**BRIEF**.
Lines below that include "VALUES" are the answer; copy each one.
----- SOURCE INFORMATION
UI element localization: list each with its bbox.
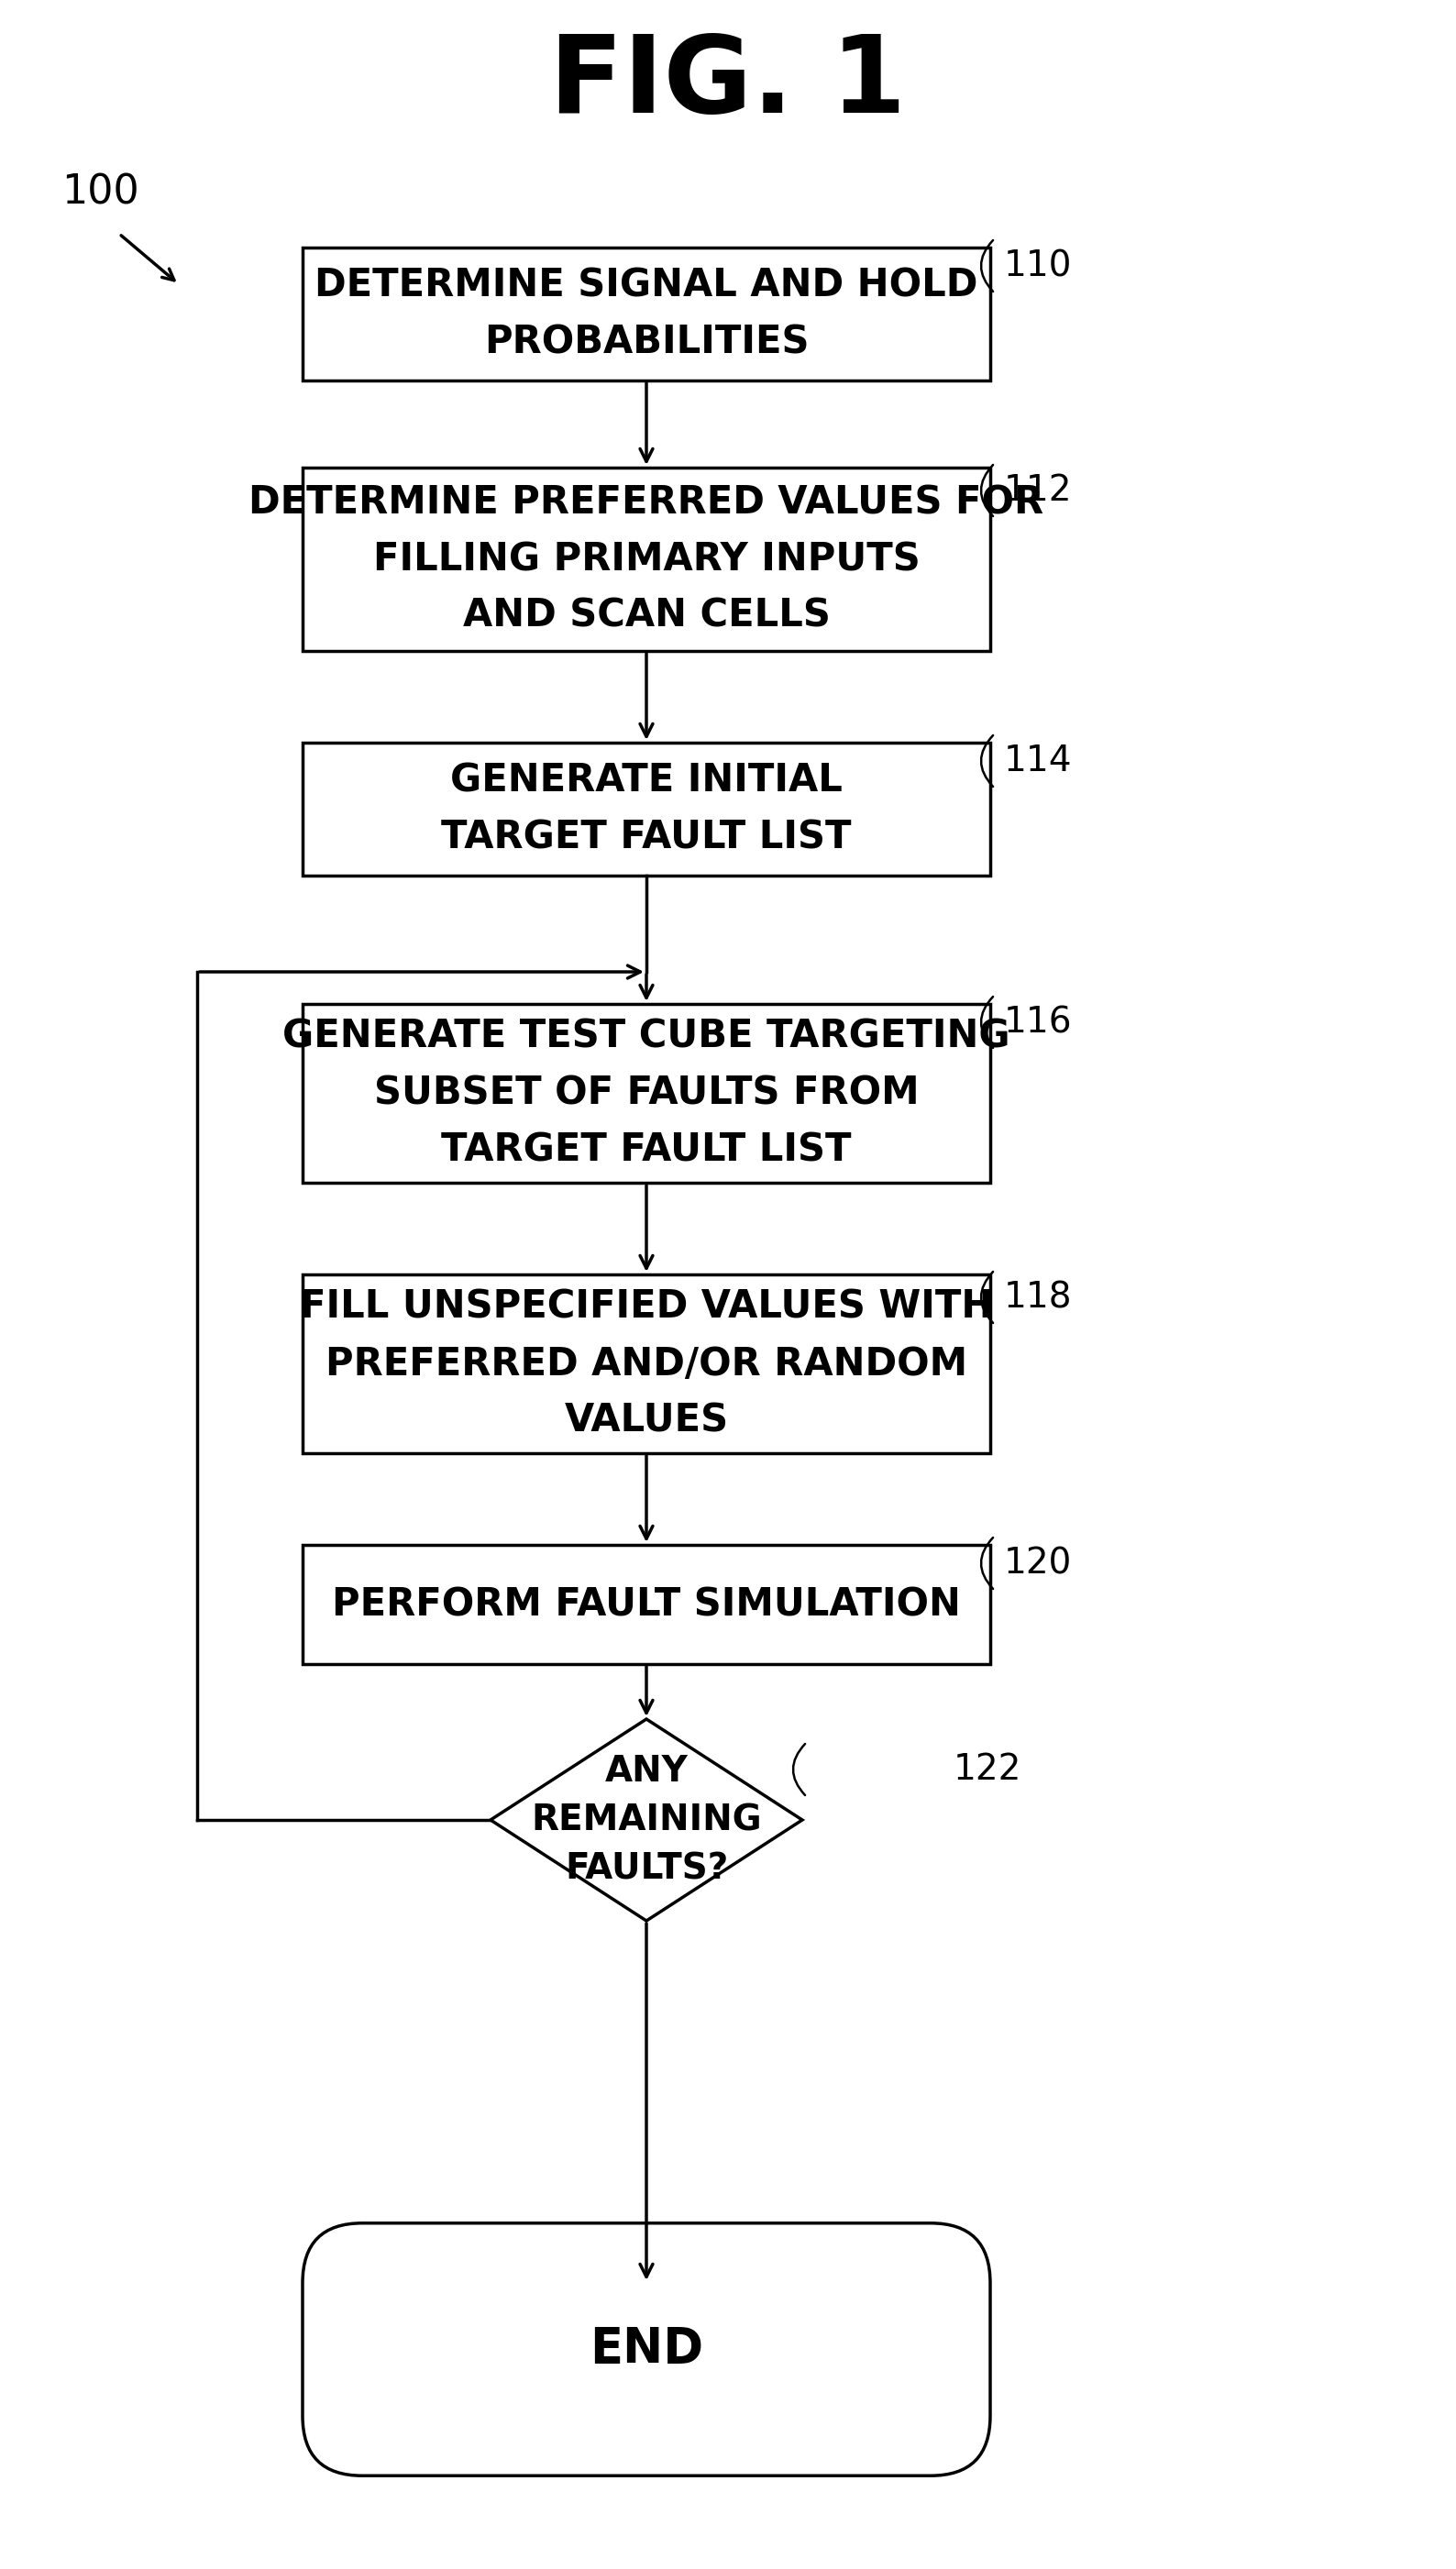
Text: END: END [590, 2325, 703, 2374]
Text: 112: 112 [1005, 473, 1072, 509]
Text: 118: 118 [1005, 1279, 1072, 1315]
FancyBboxPatch shape [303, 1274, 990, 1454]
Text: PERFORM FAULT SIMULATION: PERFORM FAULT SIMULATION [332, 1585, 961, 1624]
FancyBboxPatch shape [303, 247, 990, 380]
Text: 120: 120 [1005, 1547, 1072, 1580]
FancyBboxPatch shape [303, 1004, 990, 1182]
Text: DETERMINE SIGNAL AND HOLD
PROBABILITIES: DETERMINE SIGNAL AND HOLD PROBABILITIES [314, 267, 978, 362]
Text: 114: 114 [1005, 742, 1072, 778]
Text: DETERMINE PREFERRED VALUES FOR
FILLING PRIMARY INPUTS
AND SCAN CELLS: DETERMINE PREFERRED VALUES FOR FILLING P… [249, 483, 1044, 635]
Text: 122: 122 [954, 1752, 1022, 1788]
FancyBboxPatch shape [303, 742, 990, 876]
Text: ANY
REMAINING
FAULTS?: ANY REMAINING FAULTS? [531, 1755, 761, 1886]
Text: FIG. 1: FIG. 1 [549, 31, 907, 136]
Text: GENERATE TEST CUBE TARGETING
SUBSET OF FAULTS FROM
TARGET FAULT LIST: GENERATE TEST CUBE TARGETING SUBSET OF F… [282, 1017, 1010, 1169]
Polygon shape [491, 1719, 802, 1922]
FancyBboxPatch shape [303, 468, 990, 650]
FancyBboxPatch shape [303, 1544, 990, 1665]
Text: 110: 110 [1005, 249, 1072, 283]
Text: GENERATE INITIAL
TARGET FAULT LIST: GENERATE INITIAL TARGET FAULT LIST [441, 760, 852, 855]
Text: FILL UNSPECIFIED VALUES WITH
PREFERRED AND/OR RANDOM
VALUES: FILL UNSPECIFIED VALUES WITH PREFERRED A… [300, 1287, 993, 1439]
Text: 116: 116 [1005, 1004, 1073, 1040]
Text: 100: 100 [63, 172, 140, 213]
FancyBboxPatch shape [303, 2222, 990, 2477]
----------
**ANSWER TO THIS PROBLEM**.
Text: DETERMINE PREFERRED VALUES FOR
AND SCAN CELLS: DETERMINE PREFERRED VALUES FOR FILLING P… [249, 483, 1044, 635]
Text: FILL UNSPECIFIED VALUES WITH
VALUES: FILL UNSPECIFIED VALUES WITH PREFERRED A… [300, 1287, 993, 1439]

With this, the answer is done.